TASK TO COMPLETE: Please write out everything from the line containing "143, 54, 158]" down to the line containing "411, 179, 417]", with both of those lines included.

RECORDS FOR THE EXERCISE:

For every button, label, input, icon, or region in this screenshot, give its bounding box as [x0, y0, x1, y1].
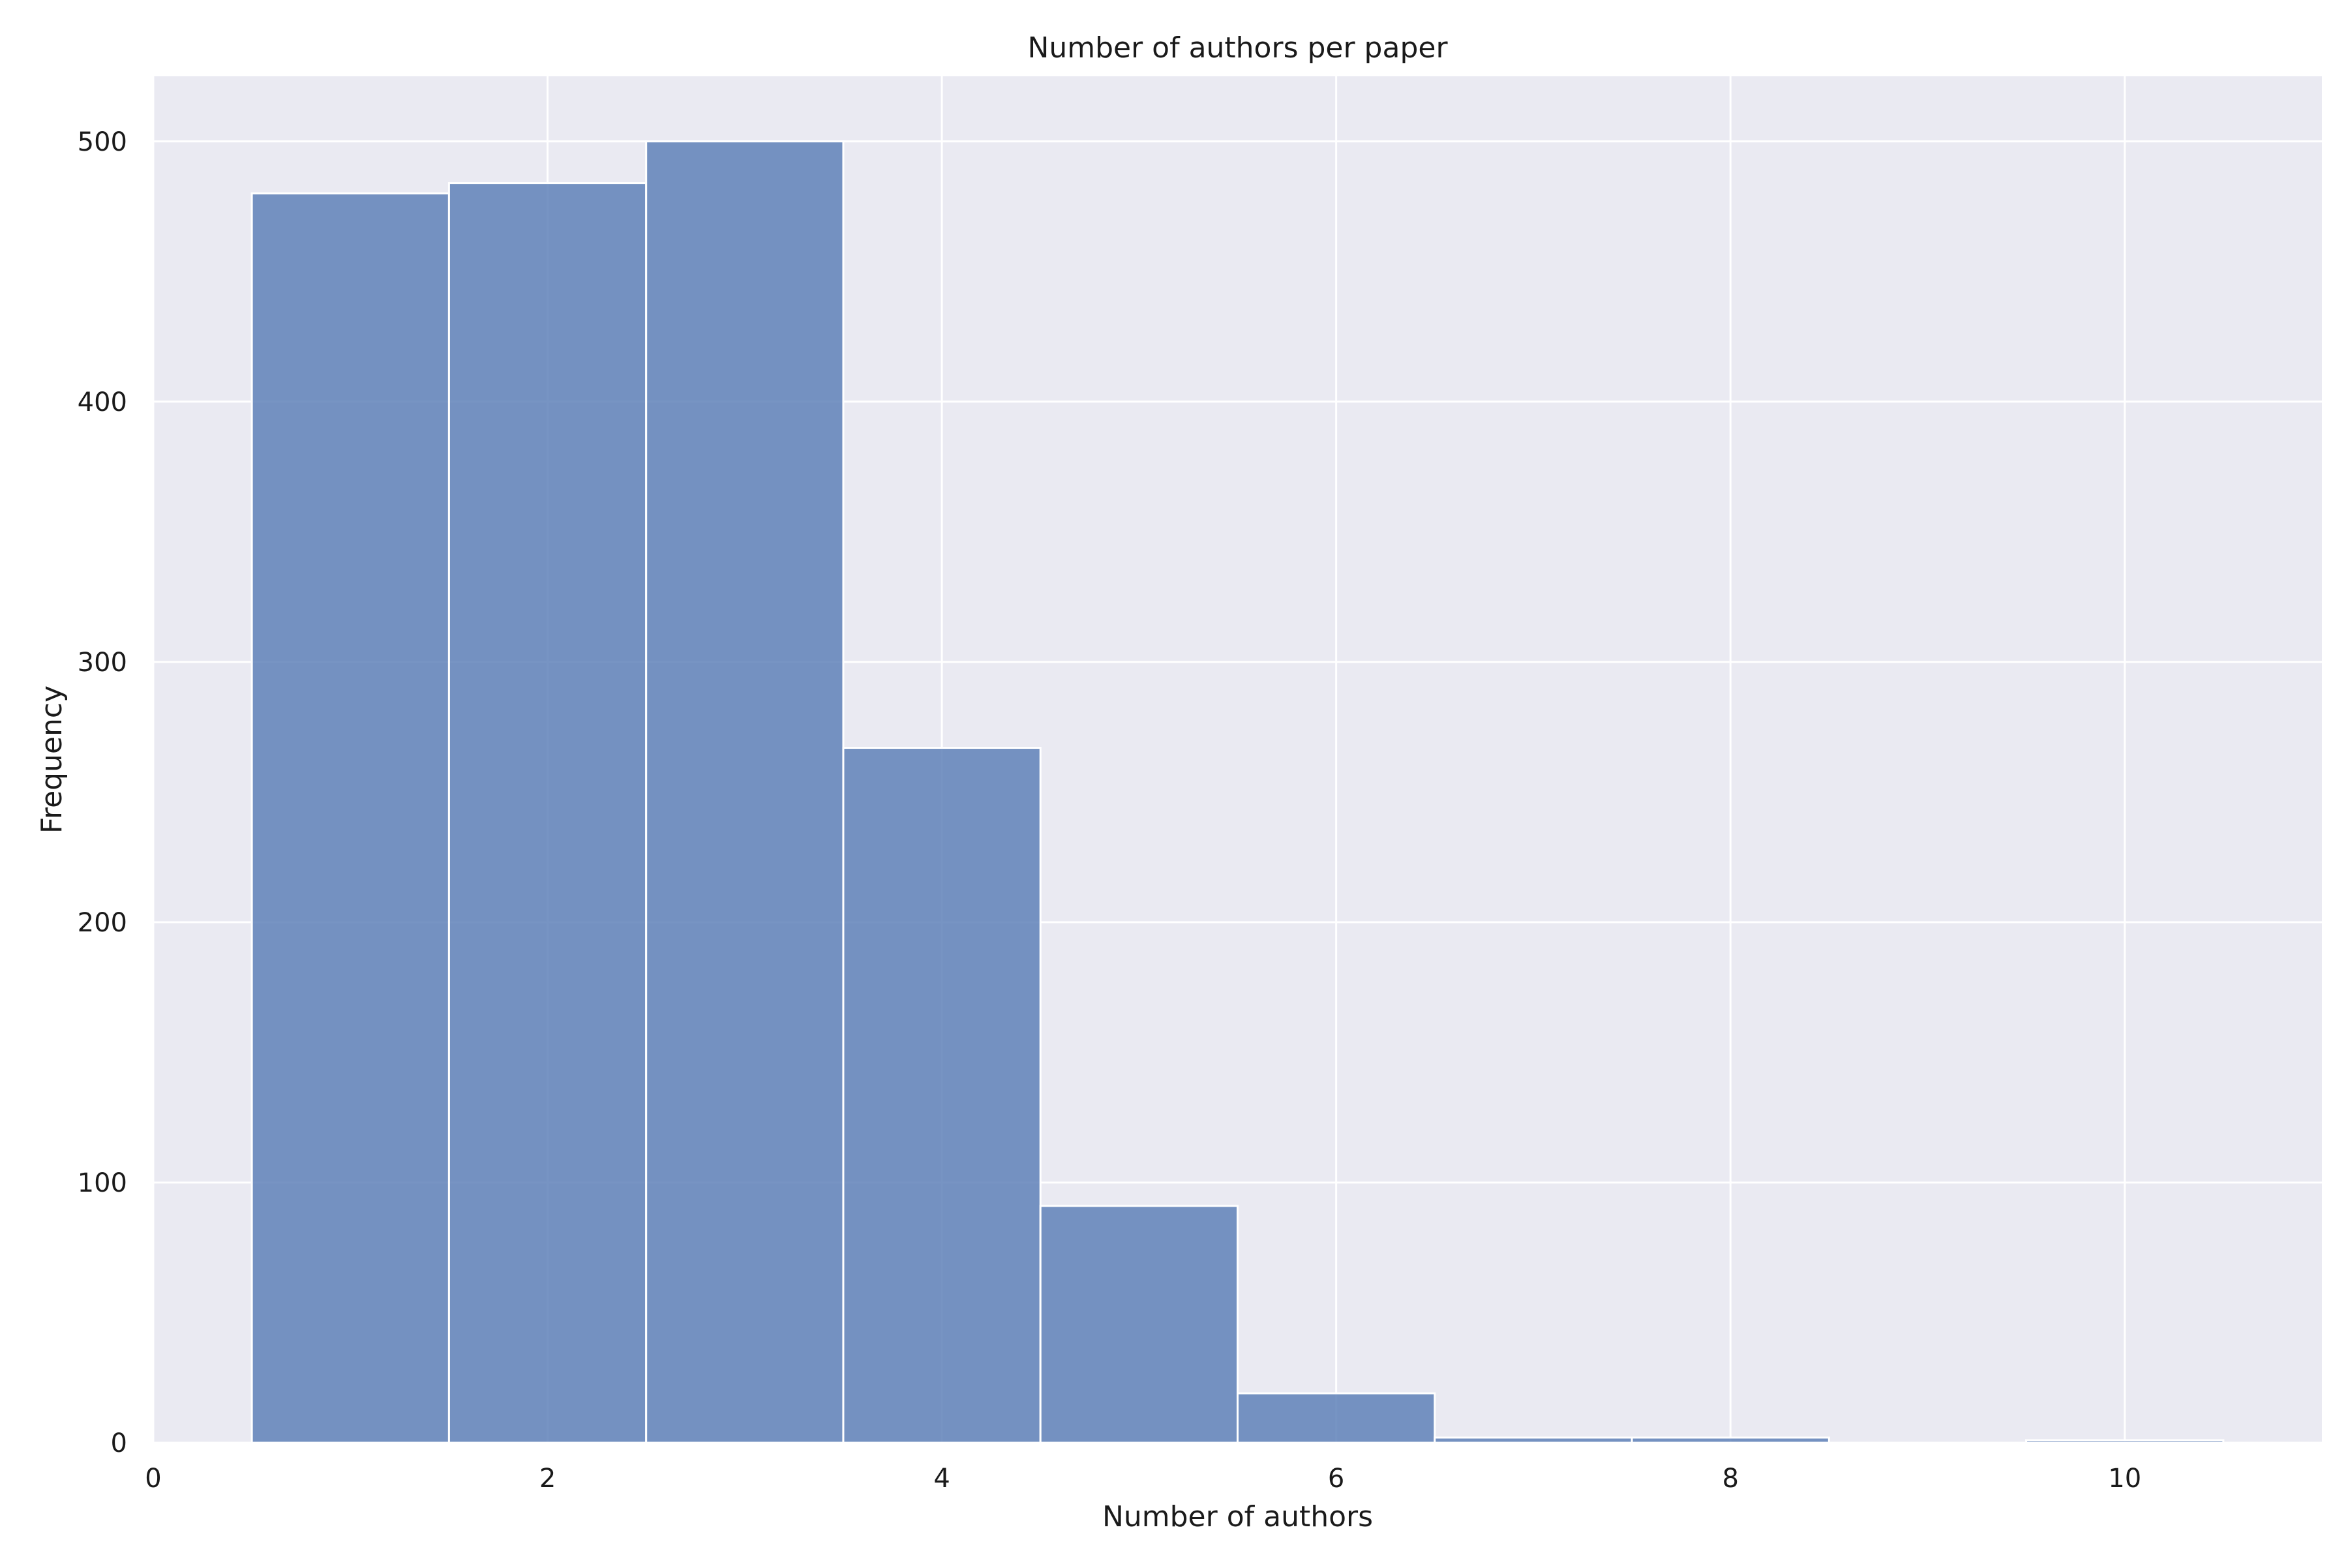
y-tick-label: 300	[78, 648, 127, 678]
y-tick-label: 500	[78, 127, 127, 157]
histogram-bars	[250, 140, 2225, 1444]
histogram-bar	[2025, 1439, 2225, 1444]
y-axis-label: Frequency	[35, 686, 68, 834]
x-tick-label: 2	[539, 1464, 556, 1494]
x-tick-label: 10	[2108, 1464, 2141, 1494]
chart-title: Number of authors per paper	[1027, 31, 1448, 65]
x-axis-label: Number of authors	[1102, 1500, 1373, 1533]
histogram-bar	[1434, 1436, 1633, 1444]
histogram-bar	[447, 182, 648, 1444]
y-tick-label: 100	[78, 1168, 127, 1198]
y-tick-label: 200	[78, 908, 127, 938]
x-axis-ticks: 0 2 4 6 8 10	[145, 1464, 2141, 1494]
histogram-bar	[1631, 1436, 1830, 1444]
histogram-bar	[842, 747, 1042, 1444]
x-tick-label: 0	[145, 1464, 161, 1494]
y-tick-label: 400	[78, 387, 127, 417]
y-axis-ticks: 0 100 200 300 400 500	[78, 127, 127, 1458]
histogram-bar	[645, 140, 845, 1444]
histogram-bar	[250, 192, 450, 1444]
histogram-bar	[1237, 1392, 1436, 1444]
y-tick-label: 0	[111, 1428, 127, 1458]
x-tick-label: 6	[1328, 1464, 1344, 1494]
histogram-bar	[1039, 1205, 1239, 1444]
x-tick-label: 4	[933, 1464, 950, 1494]
x-tick-label: 8	[1722, 1464, 1738, 1494]
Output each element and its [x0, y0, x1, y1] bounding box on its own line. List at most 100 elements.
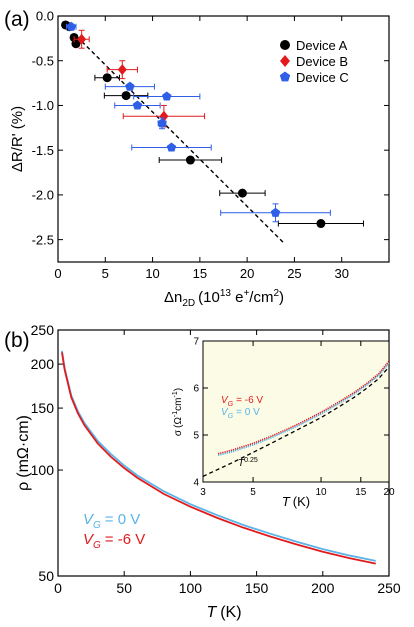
a-ytick-label-3: -1.5	[32, 143, 54, 158]
b-xtick-label-5: 250	[377, 580, 401, 596]
inset-vg0-sym: V	[221, 407, 229, 418]
inset-xtick-label-3: 15	[355, 487, 367, 498]
legend-item-device-b: Device B	[280, 54, 348, 69]
a-xtick-label-6: 30	[334, 266, 348, 281]
panel-b-xlabel: T (K)	[206, 604, 241, 621]
legend-marker-device-a	[280, 40, 290, 50]
device-c-point-4	[157, 118, 167, 128]
inset-ylabel-open: (Ω	[173, 417, 184, 428]
inset-line-v-g-6-v	[217, 360, 389, 455]
inset-vg6-sym: V	[221, 395, 229, 406]
panel-b-label: (b)	[4, 329, 30, 352]
a-ytick-label-1: -0.5	[32, 53, 54, 68]
device-c-point-2	[162, 91, 172, 101]
a-xtick-label-2: 10	[145, 266, 159, 281]
inset-ytick-label-3: 7	[193, 337, 199, 348]
xlabel-units: (10	[198, 289, 220, 306]
inset-ylabel-exp2: -1	[172, 391, 179, 397]
b-ytick-label-4: 250	[31, 322, 55, 338]
device-c-point-0	[66, 21, 76, 31]
inset-axes: 3 5 10 15 20 4 5 6 7	[193, 337, 395, 498]
xlabel-exp1: 13	[220, 288, 232, 299]
legend-vg0-sub: G	[93, 520, 101, 531]
inset-xtick-label-1: 5	[250, 487, 256, 498]
a-ytick-label-5: -2.5	[32, 232, 54, 247]
xlabel-t: T	[206, 604, 217, 621]
panel-b-legend: VG = 0 V VG = -6 V	[83, 511, 145, 551]
a-xtick-label-4: 20	[240, 266, 254, 281]
legend-label-device-a: Device A	[296, 38, 348, 53]
panel-b-ylabel: ρ (mΩ·cm)	[15, 415, 32, 491]
b-ytick-label-3: 200	[31, 356, 55, 372]
legend-item-device-c: Device C	[279, 70, 349, 85]
legend-vg0-val: = 0 V	[105, 511, 140, 528]
xlabel-mid: e	[231, 289, 244, 306]
panel-a-axes: 0 5 10 15 20 25 30 0.0 -0.5 -1.0 -1.5 -2.0 -2.5	[32, 9, 389, 281]
inset-label-vg-neg6: VG = -6 V	[221, 395, 263, 408]
inset-label-vg-0: VG = 0 V	[221, 407, 260, 420]
inset-ylabel-mid: cm	[173, 398, 184, 411]
a-xtick-label-3: 15	[193, 266, 207, 281]
inset-ylabel-exp1: -1	[172, 411, 179, 417]
inset-ytick-label-1: 5	[193, 431, 199, 442]
b-xtick-label-0: 0	[54, 580, 62, 596]
panel-a-xlabel: Δn2D (1013 e+/cm2)	[164, 288, 284, 309]
ylabel-symbol: ρ	[15, 482, 32, 491]
inset-vg6-sub: G	[228, 401, 234, 408]
device-c-point-3	[132, 100, 143, 110]
xlabel-close: )	[279, 289, 284, 306]
inset-ylabel-sym: σ	[173, 429, 184, 436]
inset-ylabel: σ(Ω-1cm-1)	[172, 388, 184, 436]
inset-ytick-label-0: 4	[193, 478, 199, 489]
b-ytick-label-1: 100	[31, 462, 55, 478]
device-c-point-6	[270, 207, 281, 217]
a-ytick-label-2: -1.0	[32, 98, 54, 113]
xlabel-exp3: 2	[273, 288, 279, 299]
legend-marker-device-c	[279, 71, 291, 82]
inset-powerlaw-label: T0.25	[238, 457, 258, 469]
inset-xtick-label-0: 3	[200, 487, 206, 498]
legend-label-vg-neg6: VG = -6 V	[83, 531, 145, 551]
legend-label-device-c: Device C	[296, 70, 349, 85]
inset-background	[202, 340, 390, 483]
b-xtick-label-2: 100	[179, 580, 203, 596]
a-xtick-label-1: 5	[102, 266, 109, 281]
device-a-point-8	[316, 219, 326, 229]
legend-vg6-sym: V	[83, 531, 95, 548]
legend-label-device-b: Device B	[296, 54, 348, 69]
b-xtick-label-4: 200	[311, 580, 335, 596]
inset-vg0-val: = 0 V	[236, 407, 260, 418]
b-xtick-label-1: 50	[116, 580, 132, 596]
panel-a-frame	[57, 15, 390, 263]
a-ytick-label-4: -2.0	[32, 188, 54, 203]
a-xtick-label-0: 0	[54, 266, 61, 281]
panel-a-points	[61, 20, 364, 229]
panel-a: (a) 0 5 10 15 20 25 300.0-0.5-1.0-1.5-2.0-2.5 …	[4, 8, 390, 309]
inset-vg0-sub: G	[228, 413, 234, 420]
legend-marker-device-b	[280, 55, 290, 67]
inset-xtick-label-4: 20	[383, 487, 395, 498]
b-xtick-label-3: 150	[245, 580, 269, 596]
legend-item-device-a: Device A	[280, 38, 348, 53]
panel-b-lines	[61, 350, 376, 565]
device-a-point-7	[237, 188, 247, 198]
xlabel-units: (K)	[220, 604, 241, 621]
inset-vg6-val: = -6 V	[236, 395, 263, 406]
xlabel-sub: 2D	[182, 298, 195, 309]
a-xtick-label-5: 25	[287, 266, 301, 281]
xlabel-tail: /cm	[249, 289, 273, 306]
inset-lines	[203, 360, 389, 477]
panel-a-label: (a)	[4, 8, 30, 31]
powerlaw-sym: T	[238, 458, 245, 469]
inset-xlabel-t: T	[282, 494, 291, 509]
panel-a-ylabel: ΔR/R' (%)	[9, 106, 26, 172]
device-b-point-1	[117, 64, 127, 76]
b-ytick-label-2: 150	[31, 400, 55, 416]
ylabel-units: (mΩ·cm)	[15, 415, 32, 478]
device-a-point-4	[102, 73, 112, 83]
inset-xtick-label-2: 10	[315, 487, 327, 498]
legend-label-vg-0: VG = 0 V	[83, 511, 140, 531]
powerlaw-exp: 0.25	[244, 457, 258, 464]
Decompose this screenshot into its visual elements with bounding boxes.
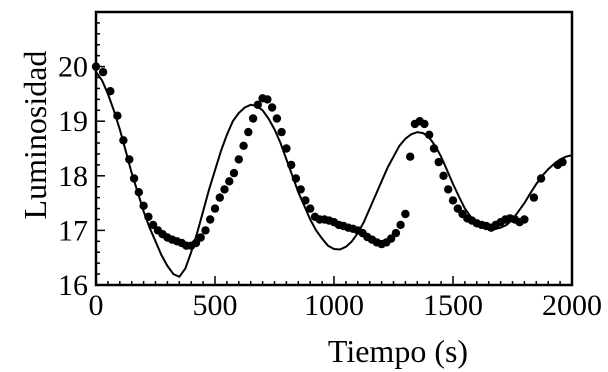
x-axis-tick-labels: 0 500 1000 1500 2000: [89, 289, 603, 322]
data-point: [244, 127, 253, 137]
data-point: [220, 185, 229, 194]
data-point: [113, 111, 122, 120]
data-point: [291, 174, 301, 183]
data-point: [277, 127, 286, 137]
scatter-points-series: [91, 62, 567, 250]
x-axis-title: Tiempo (s): [328, 333, 468, 369]
y-tick-label: 19: [58, 105, 88, 138]
data-point: [401, 209, 410, 219]
x-tick-label: 1500: [423, 289, 483, 322]
data-point: [196, 233, 205, 242]
data-point: [215, 193, 224, 202]
x-tick-label: 0: [89, 289, 104, 322]
y-tick-label: 18: [58, 160, 88, 193]
data-point: [91, 62, 101, 71]
data-point: [301, 196, 310, 205]
y-axis-ticks: [96, 11, 105, 286]
data-point: [429, 144, 439, 153]
data-point: [529, 193, 539, 202]
data-point: [420, 119, 429, 129]
y-tick-label: 17: [58, 214, 88, 247]
data-point: [448, 196, 458, 205]
data-point: [296, 185, 305, 194]
data-point: [425, 130, 434, 139]
data-point: [134, 188, 143, 197]
x-tick-label: 2000: [542, 289, 602, 322]
data-point: [263, 95, 272, 104]
x-tick-label: 500: [193, 289, 238, 322]
data-point: [98, 67, 108, 77]
x-axis-ticks: [95, 276, 573, 285]
data-point: [287, 160, 296, 170]
data-point: [201, 226, 210, 235]
data-point: [396, 220, 405, 230]
data-point: [282, 144, 291, 153]
y-tick-label: 20: [58, 51, 88, 84]
y-axis-title: Luminosidad: [17, 51, 53, 220]
data-point: [225, 177, 234, 186]
data-point: [106, 87, 115, 96]
data-point: [129, 174, 139, 183]
data-point: [253, 100, 262, 110]
data-point: [119, 136, 128, 145]
data-point: [520, 215, 529, 224]
data-point: [229, 168, 239, 178]
data-point: [439, 171, 448, 180]
data-point: [267, 103, 277, 112]
data-point: [558, 157, 567, 167]
data-point: [191, 238, 201, 248]
data-point: [386, 234, 396, 243]
data-point: [444, 185, 453, 194]
data-point: [536, 174, 546, 183]
data-point: [391, 228, 401, 238]
data-point: [406, 152, 415, 161]
y-axis-tick-labels: 16 17 18 19 20: [58, 51, 88, 302]
data-point: [148, 220, 158, 230]
data-point: [453, 204, 462, 213]
data-point: [210, 204, 220, 213]
data-point: [234, 155, 243, 164]
data-point: [306, 204, 315, 213]
fitted-curve-series: [95, 71, 573, 279]
data-point: [139, 201, 148, 210]
data-point: [272, 114, 282, 123]
data-point: [125, 155, 134, 164]
plot-frame: [94, 10, 574, 287]
fitted-curve-line: [95, 71, 573, 279]
x-tick-label: 1000: [304, 289, 364, 322]
data-point: [434, 157, 443, 167]
data-point: [239, 141, 248, 150]
y-tick-label: 16: [58, 269, 88, 302]
data-point: [144, 212, 153, 221]
data-point: [248, 114, 258, 123]
data-point: [206, 215, 215, 224]
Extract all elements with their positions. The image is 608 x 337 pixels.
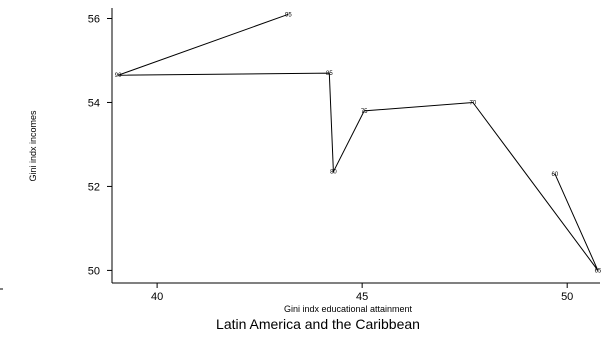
series-path [118,13,599,271]
x-tick-label: 40 [151,291,163,303]
chart-caption: Latin America and the Caribbean [216,316,420,332]
point-label: 70 [470,100,477,106]
point-label: 65 [595,268,602,274]
point-label: 75 [361,109,368,115]
y-tick-label: 50 [88,265,100,277]
y-ticks: 50 52 54 56 [88,13,112,277]
y-axis-title: Gini indx incomes [28,110,38,182]
point-label: 95 [285,12,292,18]
point-label: 60 [552,172,559,178]
point-label: 85 [326,71,333,77]
y-tick-label: 52 [88,181,100,193]
point-labels: 60 65 70 75 80 85 90 95 [115,12,602,274]
point-label: 90 [115,73,122,79]
x-ticks: 40 45 50 [151,283,573,303]
x-axis-title: Gini indx educational attainment [284,304,413,314]
point-label: 80 [330,170,337,176]
series-line [118,13,599,271]
y-tick-label: 56 [88,13,100,25]
x-tick-label: 45 [356,291,368,303]
y-tick-label: 54 [88,97,100,109]
x-tick-label: 50 [561,291,573,303]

TASK RESULT:
a-ytick-label-3: -1.5	[32, 143, 54, 158]
b-xtick-label-5: 250	[377, 580, 401, 596]
inset-vg0-sym: V	[221, 407, 229, 418]
inset-xtick-label-3: 15	[355, 487, 367, 498]
legend-item-device-b: Device B	[280, 54, 348, 69]
a-xtick-label-6: 30	[334, 266, 348, 281]
panel-b-xlabel: T (K)	[206, 604, 241, 621]
legend-marker-device-a	[280, 40, 290, 50]
device-c-point-4	[157, 118, 167, 128]
inset-ylabel-open: (Ω	[173, 417, 184, 428]
inset-line-v-g-6-v	[217, 360, 389, 455]
inset-vg6-sym: V	[221, 395, 229, 406]
panel-b-label: (b)	[4, 329, 30, 352]
a-ytick-label-1: -0.5	[32, 53, 54, 68]
device-c-point-2	[162, 91, 172, 101]
a-xtick-label-2: 10	[145, 266, 159, 281]
inset-ytick-label-3: 7	[193, 337, 199, 348]
xlabel-units: (10	[198, 289, 220, 306]
inset-ylabel-exp2: -1	[172, 391, 179, 397]
b-ytick-label-4: 250	[31, 322, 55, 338]
device-c-point-0	[66, 21, 76, 31]
inset-axes: 3 5 10 15 20 4 5 6 7	[193, 337, 395, 498]
xlabel-exp1: 13	[220, 288, 232, 299]
legend-vg0-sub: G	[93, 520, 101, 531]
inset-xtick-label-1: 5	[250, 487, 256, 498]
a-ytick-label-5: -2.5	[32, 232, 54, 247]
xlabel-t: T	[206, 604, 217, 621]
panel-b-legend: VG = 0 V VG = -6 V	[83, 511, 145, 551]
a-xtick-label-4: 20	[240, 266, 254, 281]
legend-label-device-a: Device A	[296, 38, 348, 53]
panel-b-ylabel: ρ (mΩ·cm)	[15, 415, 32, 491]
b-ytick-label-3: 200	[31, 356, 55, 372]
legend-item-device-c: Device C	[279, 70, 349, 85]
legend-vg0-val: = 0 V	[105, 511, 140, 528]
xlabel-mid: e	[231, 289, 244, 306]
panel-a-axes: 0 5 10 15 20 25 30 0.0 -0.5 -1.0 -1.5 -2.0 -2.5	[32, 9, 389, 281]
inset-label-vg-neg6: VG = -6 V	[221, 395, 263, 408]
inset-label-vg-0: VG = 0 V	[221, 407, 260, 420]
inset-ylabel-mid: cm	[173, 398, 184, 411]
a-xtick-label-3: 15	[193, 266, 207, 281]
inset-ylabel-exp1: -1	[172, 411, 179, 417]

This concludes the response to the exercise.